Objective. Check each line of the records below and collect those that include the word "trend".

-- START Information provided --

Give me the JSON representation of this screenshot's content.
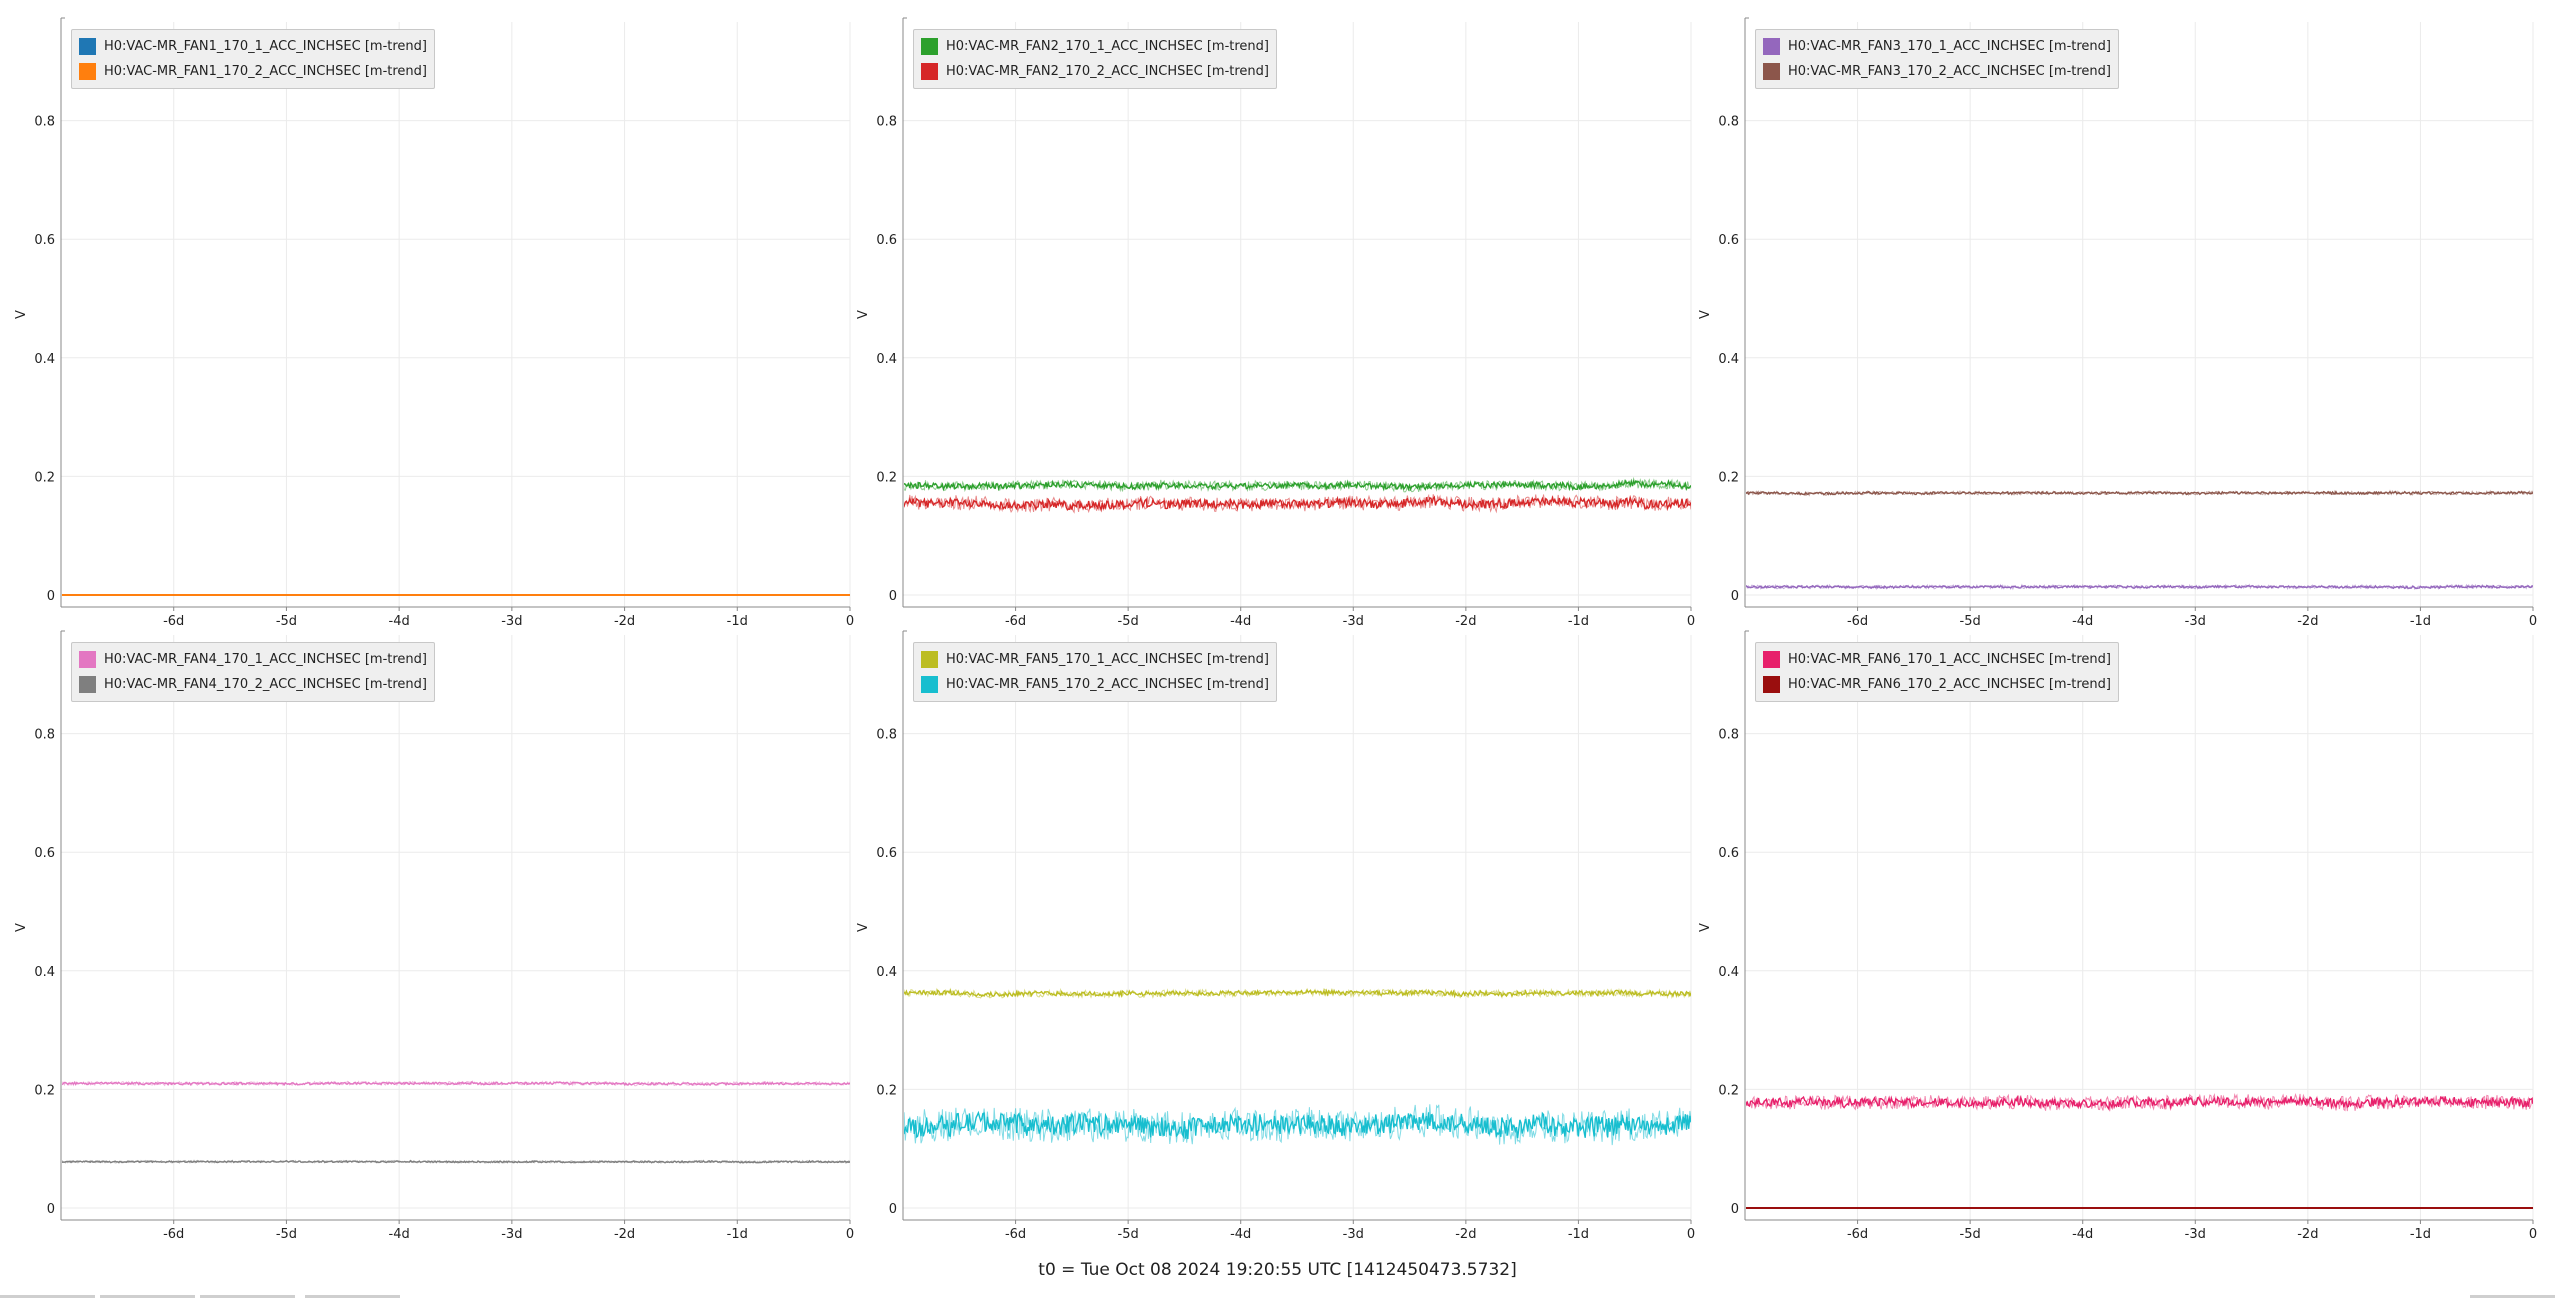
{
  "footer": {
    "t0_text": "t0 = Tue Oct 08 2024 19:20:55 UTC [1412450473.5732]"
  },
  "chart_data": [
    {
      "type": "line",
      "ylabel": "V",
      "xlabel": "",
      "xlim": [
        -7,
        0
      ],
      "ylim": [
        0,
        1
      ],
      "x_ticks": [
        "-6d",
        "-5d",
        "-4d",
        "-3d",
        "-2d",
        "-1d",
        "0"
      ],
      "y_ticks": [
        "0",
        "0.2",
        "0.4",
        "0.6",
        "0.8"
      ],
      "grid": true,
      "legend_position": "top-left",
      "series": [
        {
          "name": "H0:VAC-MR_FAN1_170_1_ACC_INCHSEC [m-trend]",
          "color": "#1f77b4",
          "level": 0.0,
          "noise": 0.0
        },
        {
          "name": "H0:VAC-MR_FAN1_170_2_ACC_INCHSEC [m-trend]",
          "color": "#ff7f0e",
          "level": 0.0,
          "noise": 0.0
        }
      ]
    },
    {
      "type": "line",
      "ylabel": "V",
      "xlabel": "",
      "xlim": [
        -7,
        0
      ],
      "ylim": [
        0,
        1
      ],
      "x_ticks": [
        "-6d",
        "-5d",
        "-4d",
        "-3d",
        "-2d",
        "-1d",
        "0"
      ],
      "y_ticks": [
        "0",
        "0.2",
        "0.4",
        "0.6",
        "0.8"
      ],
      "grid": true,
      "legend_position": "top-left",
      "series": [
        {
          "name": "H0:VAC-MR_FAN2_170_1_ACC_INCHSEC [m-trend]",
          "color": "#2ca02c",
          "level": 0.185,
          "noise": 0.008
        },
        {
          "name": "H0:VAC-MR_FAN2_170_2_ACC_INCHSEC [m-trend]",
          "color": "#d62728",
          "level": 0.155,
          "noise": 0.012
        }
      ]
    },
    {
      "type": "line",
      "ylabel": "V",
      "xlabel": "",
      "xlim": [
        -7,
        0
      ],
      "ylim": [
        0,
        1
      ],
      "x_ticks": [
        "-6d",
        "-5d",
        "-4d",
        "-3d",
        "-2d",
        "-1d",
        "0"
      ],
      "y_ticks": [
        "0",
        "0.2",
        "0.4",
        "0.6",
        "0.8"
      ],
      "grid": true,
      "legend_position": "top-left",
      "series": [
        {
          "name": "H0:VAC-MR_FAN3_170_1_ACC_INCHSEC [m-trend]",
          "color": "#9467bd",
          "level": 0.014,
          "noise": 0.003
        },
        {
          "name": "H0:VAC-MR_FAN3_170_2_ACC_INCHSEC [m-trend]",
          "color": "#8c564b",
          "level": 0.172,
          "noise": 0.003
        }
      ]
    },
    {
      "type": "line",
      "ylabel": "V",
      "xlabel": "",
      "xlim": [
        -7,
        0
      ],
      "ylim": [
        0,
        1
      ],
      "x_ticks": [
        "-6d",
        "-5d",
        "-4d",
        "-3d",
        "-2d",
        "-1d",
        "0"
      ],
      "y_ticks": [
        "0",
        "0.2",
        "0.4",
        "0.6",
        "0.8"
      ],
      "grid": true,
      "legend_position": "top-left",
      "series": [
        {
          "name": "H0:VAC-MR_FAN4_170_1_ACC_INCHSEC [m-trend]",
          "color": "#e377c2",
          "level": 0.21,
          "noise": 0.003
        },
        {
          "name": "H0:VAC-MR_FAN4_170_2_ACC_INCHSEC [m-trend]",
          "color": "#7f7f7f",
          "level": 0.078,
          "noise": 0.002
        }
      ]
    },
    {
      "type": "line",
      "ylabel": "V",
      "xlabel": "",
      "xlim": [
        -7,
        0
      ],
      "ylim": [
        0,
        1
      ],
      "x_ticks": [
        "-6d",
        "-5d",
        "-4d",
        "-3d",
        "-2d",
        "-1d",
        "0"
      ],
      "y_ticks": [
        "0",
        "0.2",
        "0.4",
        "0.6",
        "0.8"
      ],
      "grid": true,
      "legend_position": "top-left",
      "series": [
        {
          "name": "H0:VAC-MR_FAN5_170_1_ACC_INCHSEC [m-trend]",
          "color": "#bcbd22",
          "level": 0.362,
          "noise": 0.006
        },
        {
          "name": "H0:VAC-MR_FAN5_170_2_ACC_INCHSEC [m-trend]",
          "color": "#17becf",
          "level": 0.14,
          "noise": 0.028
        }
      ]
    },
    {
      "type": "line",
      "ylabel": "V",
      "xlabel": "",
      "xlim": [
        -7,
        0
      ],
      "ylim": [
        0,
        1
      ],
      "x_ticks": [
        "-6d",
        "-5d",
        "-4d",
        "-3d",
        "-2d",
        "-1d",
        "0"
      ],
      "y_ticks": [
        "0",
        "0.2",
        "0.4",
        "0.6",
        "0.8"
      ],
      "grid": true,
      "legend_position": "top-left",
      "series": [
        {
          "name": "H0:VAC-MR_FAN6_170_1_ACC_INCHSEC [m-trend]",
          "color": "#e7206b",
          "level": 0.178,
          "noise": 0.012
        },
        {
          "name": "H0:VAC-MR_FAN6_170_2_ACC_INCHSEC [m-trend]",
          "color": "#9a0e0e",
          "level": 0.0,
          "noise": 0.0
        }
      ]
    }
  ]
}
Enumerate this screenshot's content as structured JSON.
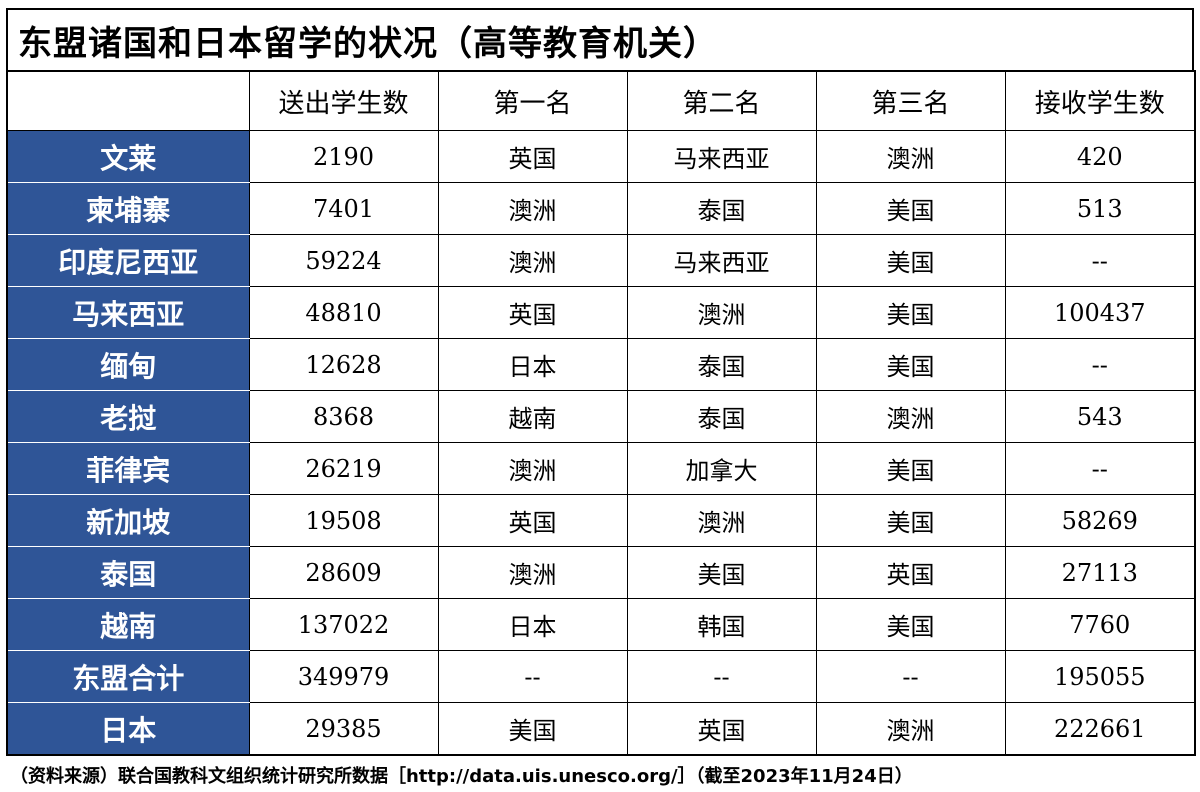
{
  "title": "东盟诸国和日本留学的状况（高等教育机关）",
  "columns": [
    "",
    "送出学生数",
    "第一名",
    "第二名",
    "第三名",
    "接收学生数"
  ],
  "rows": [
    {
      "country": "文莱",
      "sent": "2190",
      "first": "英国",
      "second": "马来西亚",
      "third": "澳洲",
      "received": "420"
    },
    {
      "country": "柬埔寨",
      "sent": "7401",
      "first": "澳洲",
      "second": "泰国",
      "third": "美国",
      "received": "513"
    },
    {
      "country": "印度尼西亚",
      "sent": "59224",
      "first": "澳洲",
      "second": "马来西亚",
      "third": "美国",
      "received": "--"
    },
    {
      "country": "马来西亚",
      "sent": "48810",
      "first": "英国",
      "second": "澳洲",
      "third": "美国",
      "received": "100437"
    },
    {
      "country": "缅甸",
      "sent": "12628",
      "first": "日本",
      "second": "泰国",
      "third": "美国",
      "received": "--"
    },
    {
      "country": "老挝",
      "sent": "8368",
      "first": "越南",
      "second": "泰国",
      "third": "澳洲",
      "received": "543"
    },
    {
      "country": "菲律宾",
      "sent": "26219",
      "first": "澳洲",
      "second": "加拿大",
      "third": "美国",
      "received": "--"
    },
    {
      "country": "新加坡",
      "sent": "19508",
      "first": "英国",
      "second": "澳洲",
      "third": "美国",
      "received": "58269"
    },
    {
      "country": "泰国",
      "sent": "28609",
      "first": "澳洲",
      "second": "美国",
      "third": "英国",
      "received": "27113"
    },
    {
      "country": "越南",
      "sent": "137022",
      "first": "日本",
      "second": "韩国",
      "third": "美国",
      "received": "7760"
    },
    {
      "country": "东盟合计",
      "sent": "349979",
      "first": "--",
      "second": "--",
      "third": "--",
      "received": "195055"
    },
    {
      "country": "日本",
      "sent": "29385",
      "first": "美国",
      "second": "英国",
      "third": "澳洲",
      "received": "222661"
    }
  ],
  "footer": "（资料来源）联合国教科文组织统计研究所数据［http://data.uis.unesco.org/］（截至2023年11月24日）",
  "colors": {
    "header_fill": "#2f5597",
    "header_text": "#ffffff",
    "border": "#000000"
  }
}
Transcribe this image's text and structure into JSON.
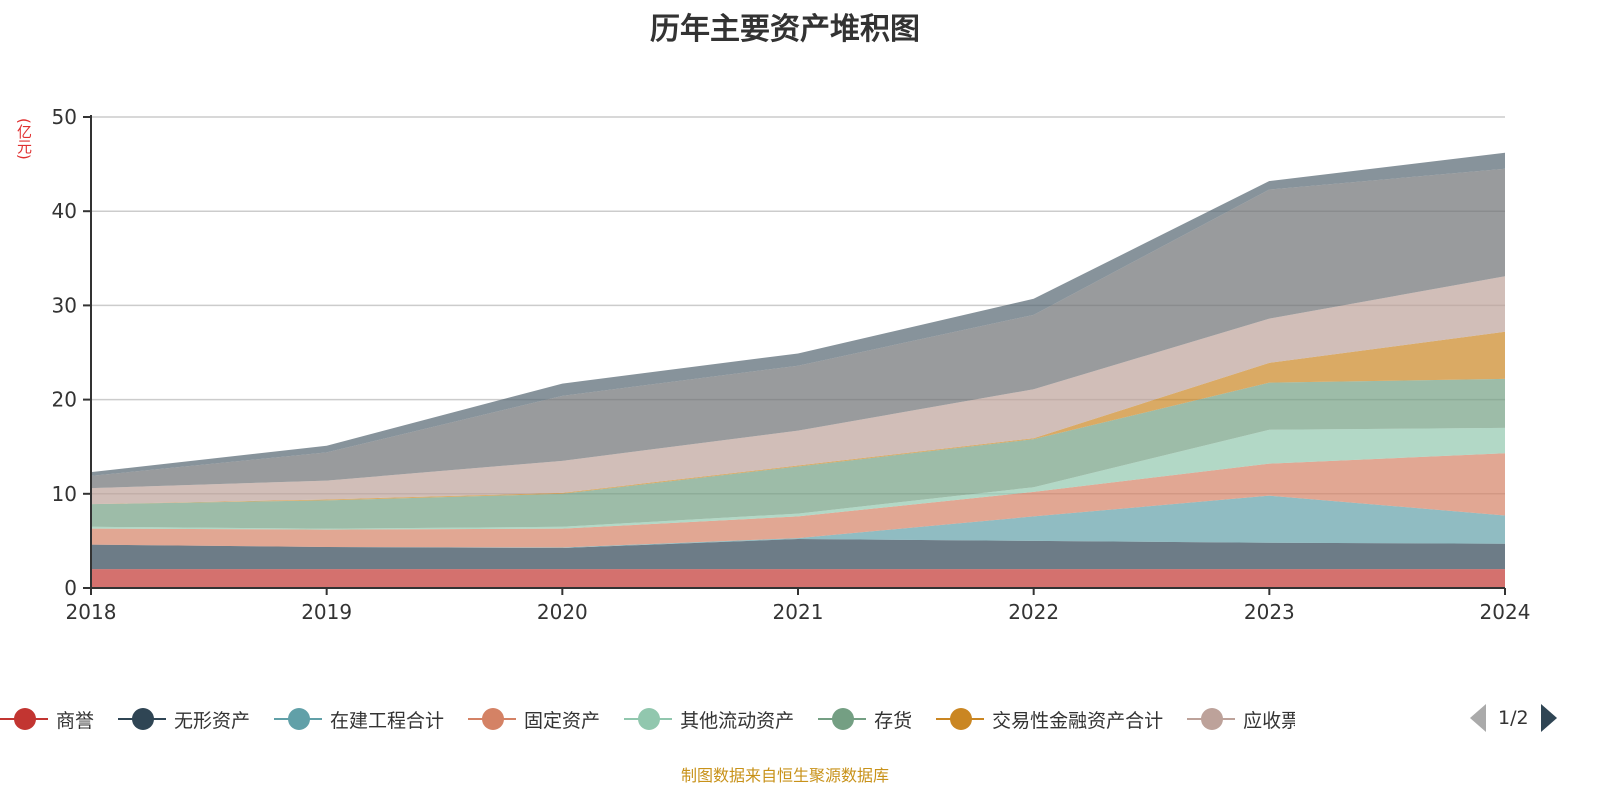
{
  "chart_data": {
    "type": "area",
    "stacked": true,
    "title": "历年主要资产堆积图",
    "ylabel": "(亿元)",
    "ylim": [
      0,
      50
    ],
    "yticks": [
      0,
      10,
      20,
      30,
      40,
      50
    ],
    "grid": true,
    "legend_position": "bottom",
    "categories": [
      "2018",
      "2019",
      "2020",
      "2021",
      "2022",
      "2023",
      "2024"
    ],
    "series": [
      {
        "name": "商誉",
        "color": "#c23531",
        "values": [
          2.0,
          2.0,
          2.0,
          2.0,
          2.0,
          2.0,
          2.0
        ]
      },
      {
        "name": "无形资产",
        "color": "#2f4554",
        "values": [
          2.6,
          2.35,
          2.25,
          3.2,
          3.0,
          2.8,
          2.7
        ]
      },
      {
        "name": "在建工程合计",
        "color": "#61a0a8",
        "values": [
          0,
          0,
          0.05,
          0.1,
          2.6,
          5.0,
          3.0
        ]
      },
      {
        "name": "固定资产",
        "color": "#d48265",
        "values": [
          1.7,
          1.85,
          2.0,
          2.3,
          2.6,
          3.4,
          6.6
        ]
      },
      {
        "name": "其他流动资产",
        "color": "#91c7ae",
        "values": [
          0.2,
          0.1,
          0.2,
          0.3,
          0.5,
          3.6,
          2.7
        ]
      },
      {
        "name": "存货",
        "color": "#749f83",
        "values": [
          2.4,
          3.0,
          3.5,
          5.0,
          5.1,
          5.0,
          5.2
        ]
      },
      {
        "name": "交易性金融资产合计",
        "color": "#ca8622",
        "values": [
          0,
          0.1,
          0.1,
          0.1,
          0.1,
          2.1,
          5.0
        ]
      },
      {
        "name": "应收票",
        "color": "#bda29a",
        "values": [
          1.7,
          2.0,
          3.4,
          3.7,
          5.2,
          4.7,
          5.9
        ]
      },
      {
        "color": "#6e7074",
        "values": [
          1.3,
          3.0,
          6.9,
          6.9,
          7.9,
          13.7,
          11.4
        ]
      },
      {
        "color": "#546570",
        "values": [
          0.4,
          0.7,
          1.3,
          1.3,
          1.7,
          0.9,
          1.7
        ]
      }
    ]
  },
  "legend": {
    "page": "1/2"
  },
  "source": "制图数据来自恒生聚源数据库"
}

-- END Information provided --

Result of the exercise.
          "name": "H0:VAC-MR_FAN1_170_1_ACC_INCHSEC [m-trend]",
          "name": "H0:VAC-MR_FAN1_170_2_ACC_INCHSEC [m-trend]",
          "name": "H0:VAC-MR_FAN2_170_1_ACC_INCHSEC [m-trend]",
          "name": "H0:VAC-MR_FAN2_170_2_ACC_INCHSEC [m-trend]",
          "name": "H0:VAC-MR_FAN3_170_1_ACC_INCHSEC [m-trend]",
          "name": "H0:VAC-MR_FAN3_170_2_ACC_INCHSEC [m-trend]",
          "name": "H0:VAC-MR_FAN4_170_1_ACC_INCHSEC [m-trend]",
          "name": "H0:VAC-MR_FAN4_170_2_ACC_INCHSEC [m-trend]",
          "name": "H0:VAC-MR_FAN5_170_1_ACC_INCHSEC [m-trend]",
          "name": "H0:VAC-MR_FAN5_170_2_ACC_INCHSEC [m-trend]",
          "name": "H0:VAC-MR_FAN6_170_1_ACC_INCHSEC [m-trend]",
          "name": "H0:VAC-MR_FAN6_170_2_ACC_INCHSEC [m-trend]",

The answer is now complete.